> [INSTRUCTIONS FOR THE TASK]: Check the material that follows and say how many lines include the string "care", giving the number alone.

> [SOURCE MATERIAL]:
-----

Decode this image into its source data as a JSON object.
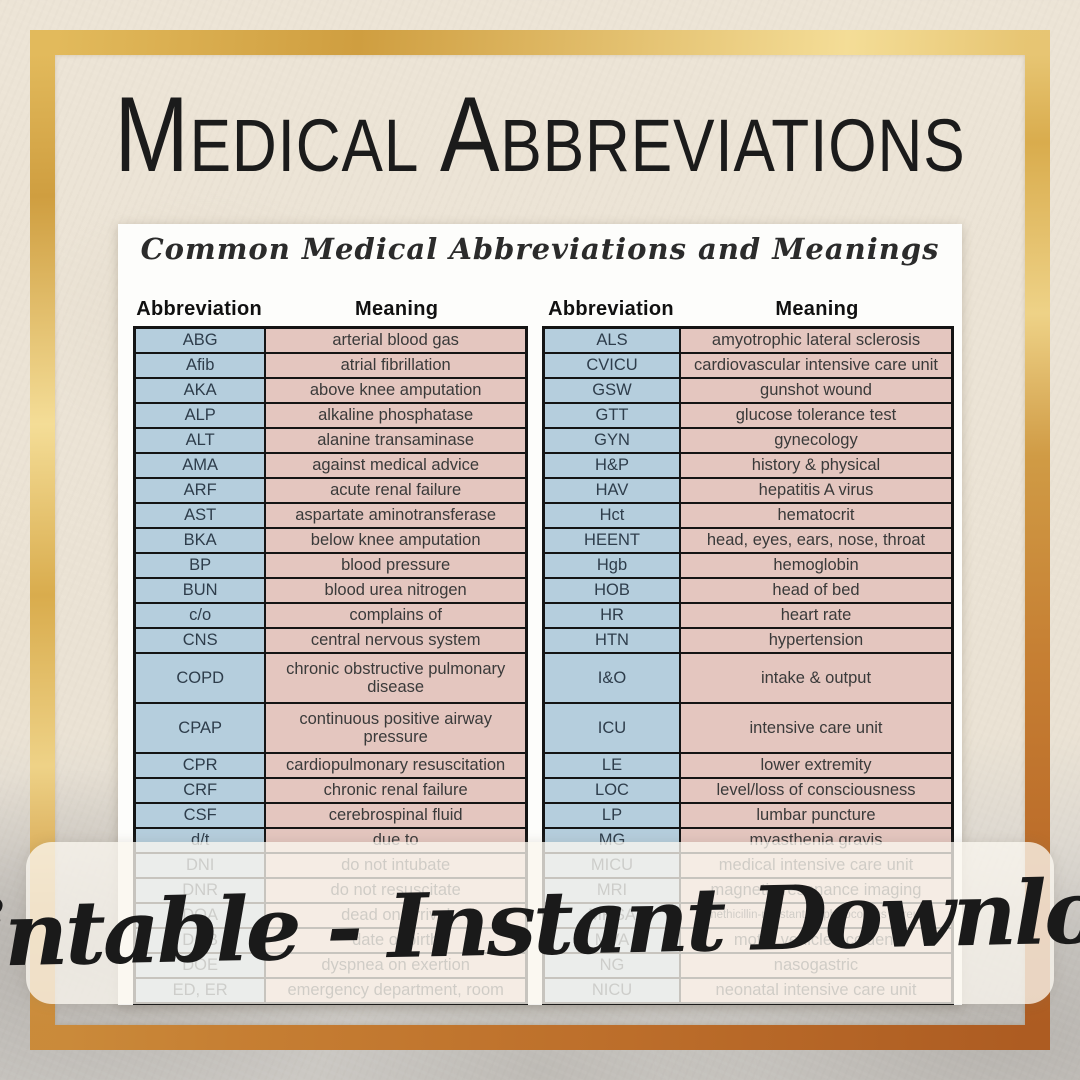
{
  "title": "Medical Abbreviations",
  "banner": {
    "text": "Printable - Instant Download"
  },
  "document": {
    "heading": "Common Medical Abbreviations and Meanings",
    "column_headers": {
      "abbreviation": "Abbreviation",
      "meaning": "Meaning"
    },
    "left_table": {
      "rows": [
        {
          "abbr": "ABG",
          "meaning": "arterial blood gas"
        },
        {
          "abbr": "Afib",
          "meaning": "atrial fibrillation"
        },
        {
          "abbr": "AKA",
          "meaning": "above knee amputation"
        },
        {
          "abbr": "ALP",
          "meaning": "alkaline phosphatase"
        },
        {
          "abbr": "ALT",
          "meaning": "alanine transaminase"
        },
        {
          "abbr": "AMA",
          "meaning": "against medical advice"
        },
        {
          "abbr": "ARF",
          "meaning": "acute renal failure"
        },
        {
          "abbr": "AST",
          "meaning": "aspartate aminotransferase"
        },
        {
          "abbr": "BKA",
          "meaning": "below knee amputation"
        },
        {
          "abbr": "BP",
          "meaning": "blood pressure"
        },
        {
          "abbr": "BUN",
          "meaning": "blood urea nitrogen"
        },
        {
          "abbr": "c/o",
          "meaning": "complains of"
        },
        {
          "abbr": "CNS",
          "meaning": "central nervous system"
        },
        {
          "abbr": "COPD",
          "meaning": "chronic obstructive pulmonary disease",
          "tall": true
        },
        {
          "abbr": "CPAP",
          "meaning": "continuous positive airway pressure",
          "tall": true
        },
        {
          "abbr": "CPR",
          "meaning": "cardiopulmonary resuscitation"
        },
        {
          "abbr": "CRF",
          "meaning": "chronic renal failure"
        },
        {
          "abbr": "CSF",
          "meaning": "cerebrospinal fluid"
        },
        {
          "abbr": "d/t",
          "meaning": "due to"
        },
        {
          "abbr": "DNI",
          "meaning": "do not intubate"
        },
        {
          "abbr": "DNR",
          "meaning": "do not resuscitate"
        },
        {
          "abbr": "DOA",
          "meaning": "dead on arrival"
        },
        {
          "abbr": "DOB",
          "meaning": "date of birth"
        },
        {
          "abbr": "DOE",
          "meaning": "dyspnea on exertion"
        },
        {
          "abbr": "ED, ER",
          "meaning": "emergency department, room"
        }
      ]
    },
    "right_table": {
      "rows": [
        {
          "abbr": "ALS",
          "meaning": "amyotrophic lateral sclerosis"
        },
        {
          "abbr": "CVICU",
          "meaning": "cardiovascular intensive care unit"
        },
        {
          "abbr": "GSW",
          "meaning": "gunshot wound"
        },
        {
          "abbr": "GTT",
          "meaning": "glucose tolerance test"
        },
        {
          "abbr": "GYN",
          "meaning": "gynecology"
        },
        {
          "abbr": "H&P",
          "meaning": "history & physical"
        },
        {
          "abbr": "HAV",
          "meaning": "hepatitis A virus"
        },
        {
          "abbr": "Hct",
          "meaning": "hematocrit"
        },
        {
          "abbr": "HEENT",
          "meaning": "head, eyes, ears, nose, throat"
        },
        {
          "abbr": "Hgb",
          "meaning": "hemoglobin"
        },
        {
          "abbr": "HOB",
          "meaning": "head of bed"
        },
        {
          "abbr": "HR",
          "meaning": "heart rate"
        },
        {
          "abbr": "HTN",
          "meaning": "hypertension"
        },
        {
          "abbr": "I&O",
          "meaning": "intake & output",
          "tall": true
        },
        {
          "abbr": "ICU",
          "meaning": "intensive care unit",
          "tall": true
        },
        {
          "abbr": "LE",
          "meaning": "lower extremity"
        },
        {
          "abbr": "LOC",
          "meaning": "level/loss of consciousness"
        },
        {
          "abbr": "LP",
          "meaning": "lumbar puncture"
        },
        {
          "abbr": "MG",
          "meaning": "myasthenia gravis"
        },
        {
          "abbr": "MICU",
          "meaning": "medical intensive care unit"
        },
        {
          "abbr": "MRI",
          "meaning": "magnetic resonance imaging"
        },
        {
          "abbr": "MRSA",
          "meaning": "methicillin-resistant staphylococcus aureus",
          "small": true
        },
        {
          "abbr": "MVA",
          "meaning": "motor vehicle accident"
        },
        {
          "abbr": "NG",
          "meaning": "nasogastric"
        },
        {
          "abbr": "NICU",
          "meaning": "neonatal intensive care unit"
        }
      ]
    }
  },
  "colors": {
    "abbr_cell": "#b5cedd",
    "meaning_cell": "#e4c6bf",
    "gold": "#d9ac4d",
    "copper": "#bd6f2b",
    "page": "#fdfdfb",
    "banner_bg": "rgba(250,246,238,0.78)"
  }
}
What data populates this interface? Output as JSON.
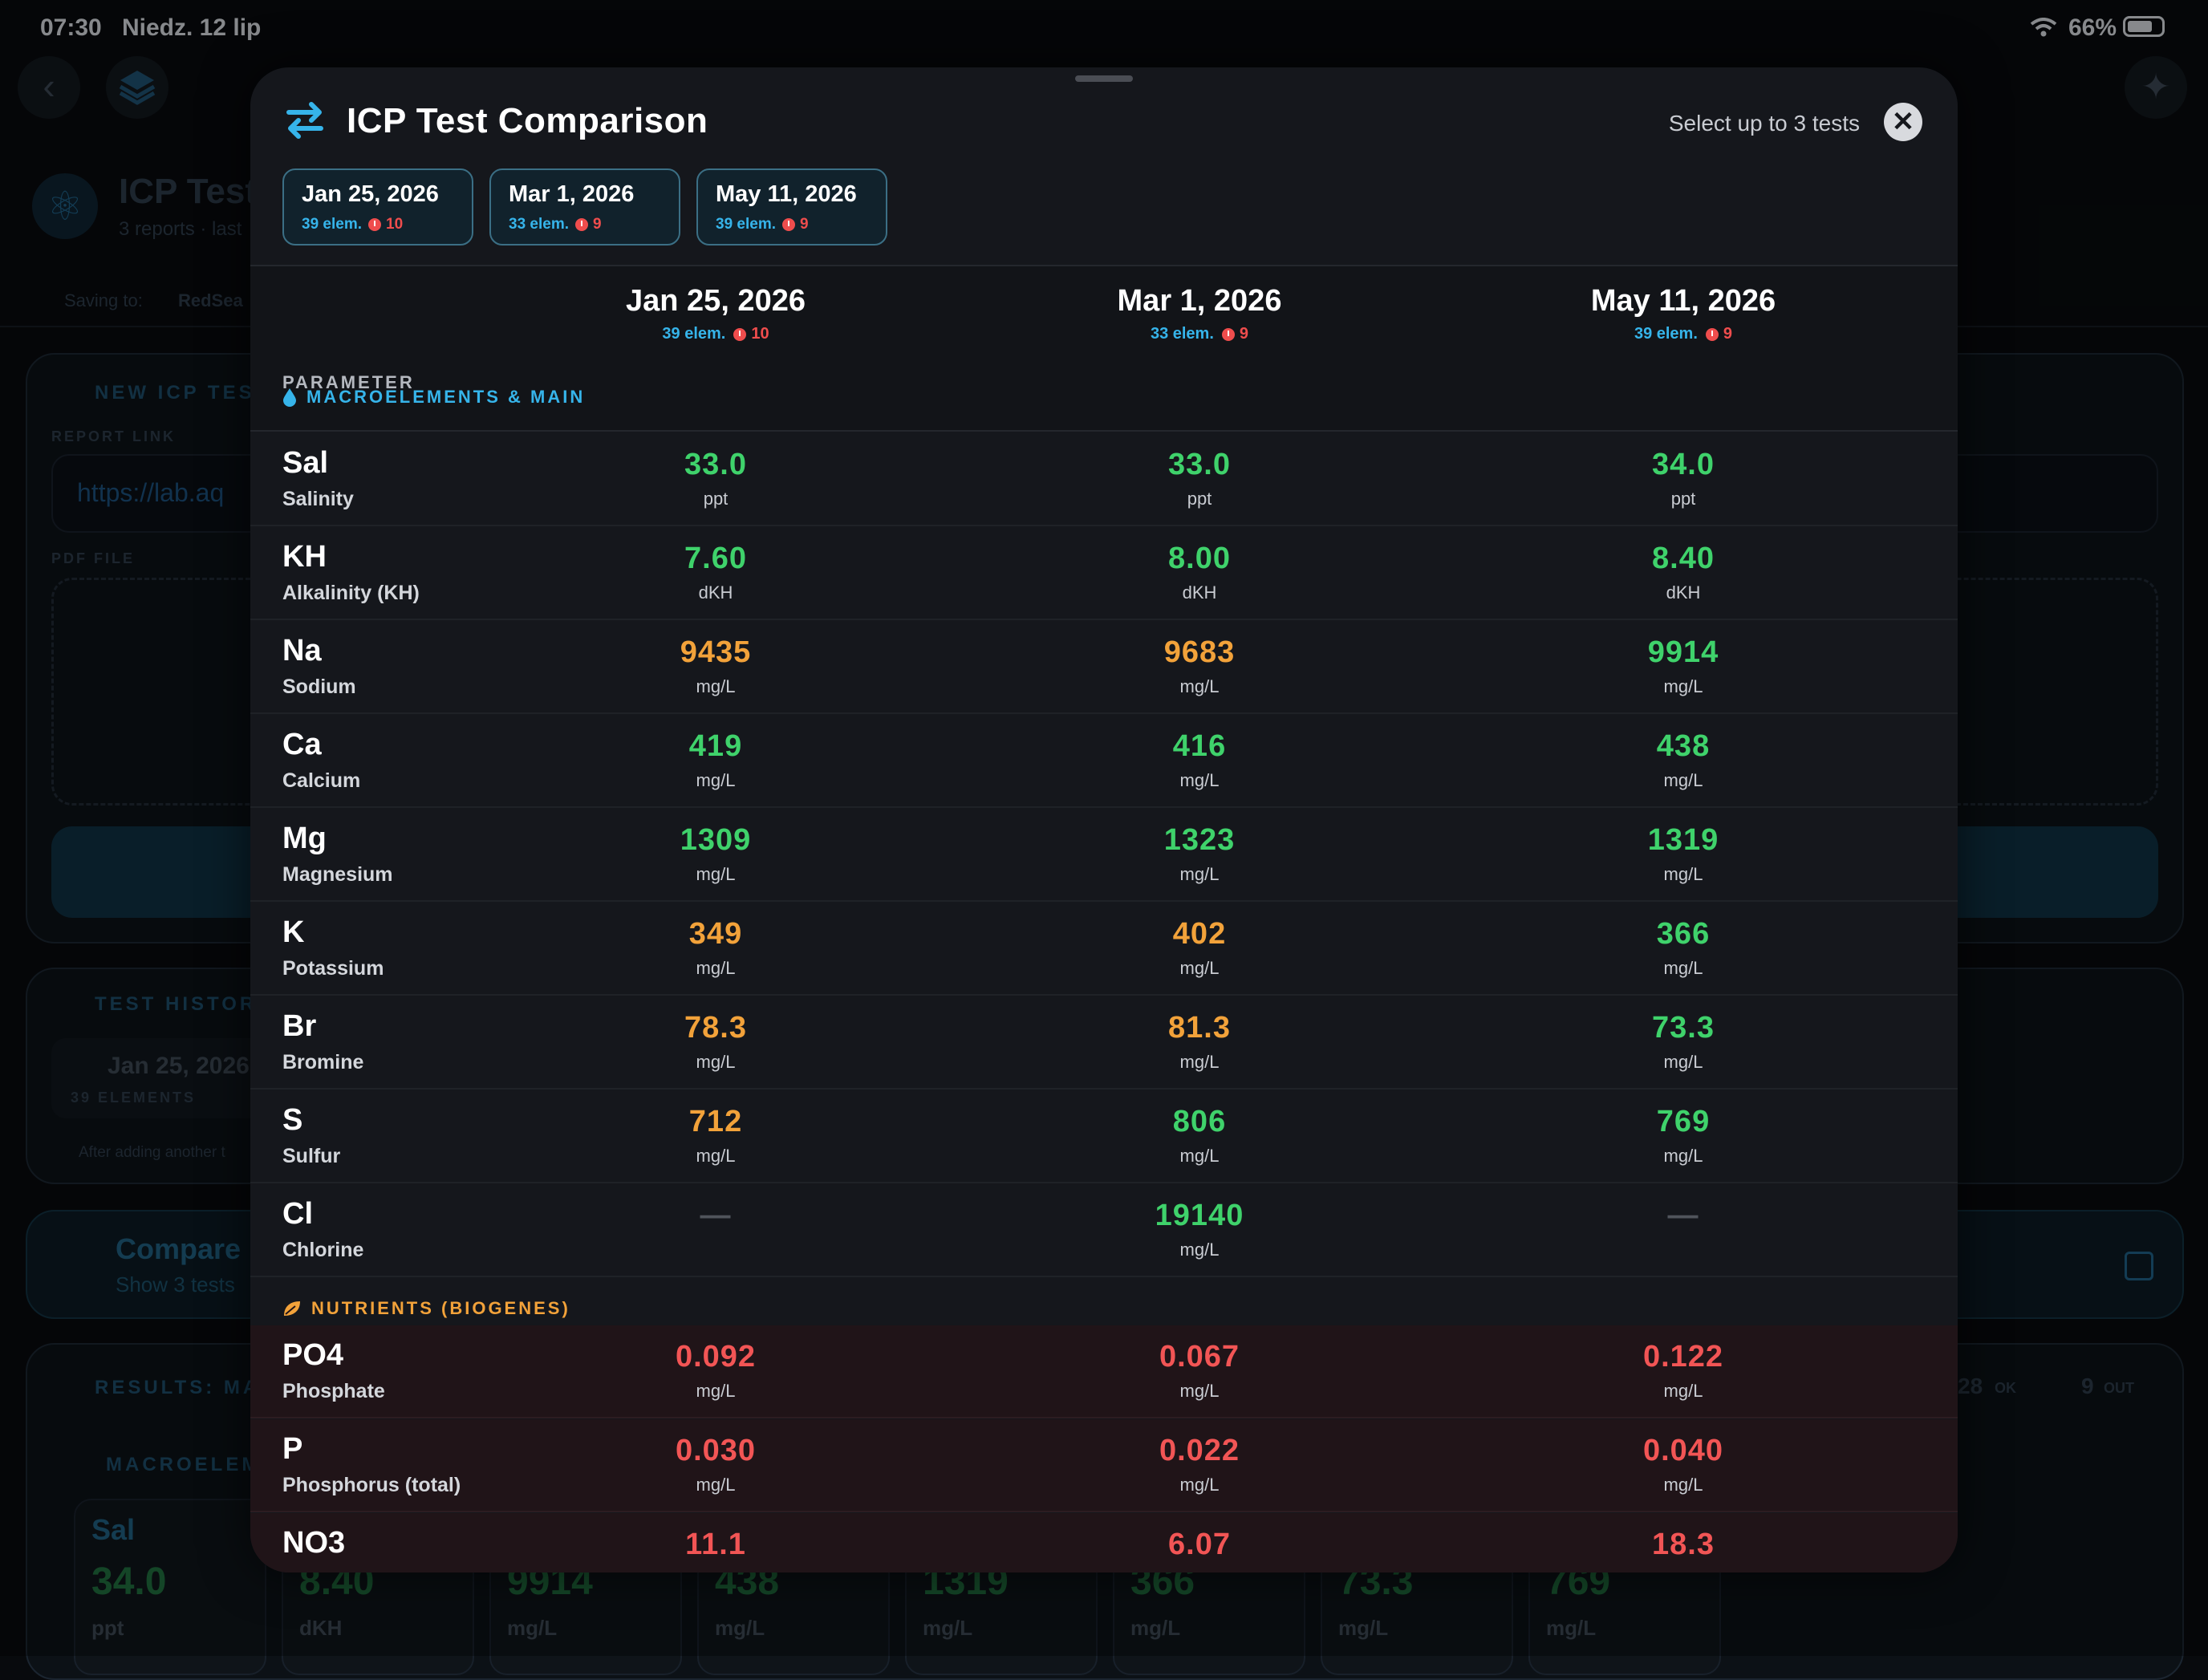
{
  "status_bar": {
    "time": "07:30",
    "date": "Niedz. 12 lip",
    "battery": "66%"
  },
  "background": {
    "page_title": "ICP Test",
    "page_sub": "3 reports · last",
    "saving_label": "Saving to:",
    "saving_target": "RedSea",
    "new_test": "NEW ICP TES",
    "report_link": "REPORT LINK",
    "link_value": "https://lab.aq",
    "pdf_file": "PDF FILE",
    "history": "TEST HISTOR",
    "history_item": "Jan 25, 2026",
    "history_item_sub": "39 ELEMENTS",
    "history_note": "After adding another t",
    "compare_title": "Compare",
    "compare_sub": "Show 3 tests",
    "results": "RESULTS: MA",
    "ok_count": "28",
    "ok_label": "OK",
    "out_count": "9",
    "out_label": "OUT",
    "macro": "MACROELEM",
    "tiles": [
      {
        "sym": "Sal",
        "val": "34.0",
        "unit": "ppt"
      },
      {
        "sym": "",
        "val": "8.40",
        "unit": "dKH"
      },
      {
        "sym": "",
        "val": "9914",
        "unit": "mg/L"
      },
      {
        "sym": "",
        "val": "438",
        "unit": "mg/L"
      },
      {
        "sym": "",
        "val": "1319",
        "unit": "mg/L"
      },
      {
        "sym": "",
        "val": "366",
        "unit": "mg/L"
      },
      {
        "sym": "",
        "val": "73.3",
        "unit": "mg/L"
      },
      {
        "sym": "",
        "val": "769",
        "unit": "mg/L"
      }
    ]
  },
  "sheet": {
    "title": "ICP Test Comparison",
    "hint": "Select up to 3 tests",
    "close_label": "✕",
    "chips": [
      {
        "date": "Jan 25, 2026",
        "elem": "39 elem.",
        "bad": "10"
      },
      {
        "date": "Mar 1, 2026",
        "elem": "33 elem.",
        "bad": "9"
      },
      {
        "date": "May 11, 2026",
        "elem": "39 elem.",
        "bad": "9"
      }
    ],
    "param_label": "PARAMETER",
    "columns": [
      {
        "date": "Jan 25, 2026",
        "elem": "39 elem.",
        "bad": "10"
      },
      {
        "date": "Mar 1, 2026",
        "elem": "33 elem.",
        "bad": "9"
      },
      {
        "date": "May 11, 2026",
        "elem": "39 elem.",
        "bad": "9"
      }
    ],
    "sections": {
      "macro": "MACROELEMENTS & MAIN",
      "nutrients": "NUTRIENTS (BIOGENES)"
    },
    "rows": [
      {
        "sym": "Sal",
        "name": "Salinity",
        "vals": [
          [
            "33.0",
            "ppt",
            "green"
          ],
          [
            "33.0",
            "ppt",
            "green"
          ],
          [
            "34.0",
            "ppt",
            "green"
          ]
        ]
      },
      {
        "sym": "KH",
        "name": "Alkalinity (KH)",
        "vals": [
          [
            "7.60",
            "dKH",
            "green"
          ],
          [
            "8.00",
            "dKH",
            "green"
          ],
          [
            "8.40",
            "dKH",
            "green"
          ]
        ]
      },
      {
        "sym": "Na",
        "name": "Sodium",
        "vals": [
          [
            "9435",
            "mg/L",
            "orange"
          ],
          [
            "9683",
            "mg/L",
            "orange"
          ],
          [
            "9914",
            "mg/L",
            "green"
          ]
        ]
      },
      {
        "sym": "Ca",
        "name": "Calcium",
        "vals": [
          [
            "419",
            "mg/L",
            "green"
          ],
          [
            "416",
            "mg/L",
            "green"
          ],
          [
            "438",
            "mg/L",
            "green"
          ]
        ]
      },
      {
        "sym": "Mg",
        "name": "Magnesium",
        "vals": [
          [
            "1309",
            "mg/L",
            "green"
          ],
          [
            "1323",
            "mg/L",
            "green"
          ],
          [
            "1319",
            "mg/L",
            "green"
          ]
        ]
      },
      {
        "sym": "K",
        "name": "Potassium",
        "vals": [
          [
            "349",
            "mg/L",
            "orange"
          ],
          [
            "402",
            "mg/L",
            "orange"
          ],
          [
            "366",
            "mg/L",
            "green"
          ]
        ]
      },
      {
        "sym": "Br",
        "name": "Bromine",
        "vals": [
          [
            "78.3",
            "mg/L",
            "orange"
          ],
          [
            "81.3",
            "mg/L",
            "orange"
          ],
          [
            "73.3",
            "mg/L",
            "green"
          ]
        ]
      },
      {
        "sym": "S",
        "name": "Sulfur",
        "vals": [
          [
            "712",
            "mg/L",
            "orange"
          ],
          [
            "806",
            "mg/L",
            "green"
          ],
          [
            "769",
            "mg/L",
            "green"
          ]
        ]
      },
      {
        "sym": "Cl",
        "name": "Chlorine",
        "vals": [
          [
            "—",
            "",
            "dash"
          ],
          [
            "19140",
            "mg/L",
            "green"
          ],
          [
            "—",
            "",
            "dash"
          ]
        ]
      }
    ],
    "nutrient_rows": [
      {
        "sym": "PO4",
        "name": "Phosphate",
        "vals": [
          [
            "0.092",
            "mg/L",
            "red"
          ],
          [
            "0.067",
            "mg/L",
            "red"
          ],
          [
            "0.122",
            "mg/L",
            "red"
          ]
        ]
      },
      {
        "sym": "P",
        "name": "Phosphorus (total)",
        "vals": [
          [
            "0.030",
            "mg/L",
            "red"
          ],
          [
            "0.022",
            "mg/L",
            "red"
          ],
          [
            "0.040",
            "mg/L",
            "red"
          ]
        ]
      },
      {
        "sym": "NO3",
        "name": "",
        "vals": [
          [
            "11.1",
            "",
            "red"
          ],
          [
            "6.07",
            "",
            "red"
          ],
          [
            "18.3",
            "",
            "red"
          ]
        ]
      }
    ]
  }
}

-----

> [ANSWER SECTION]: 4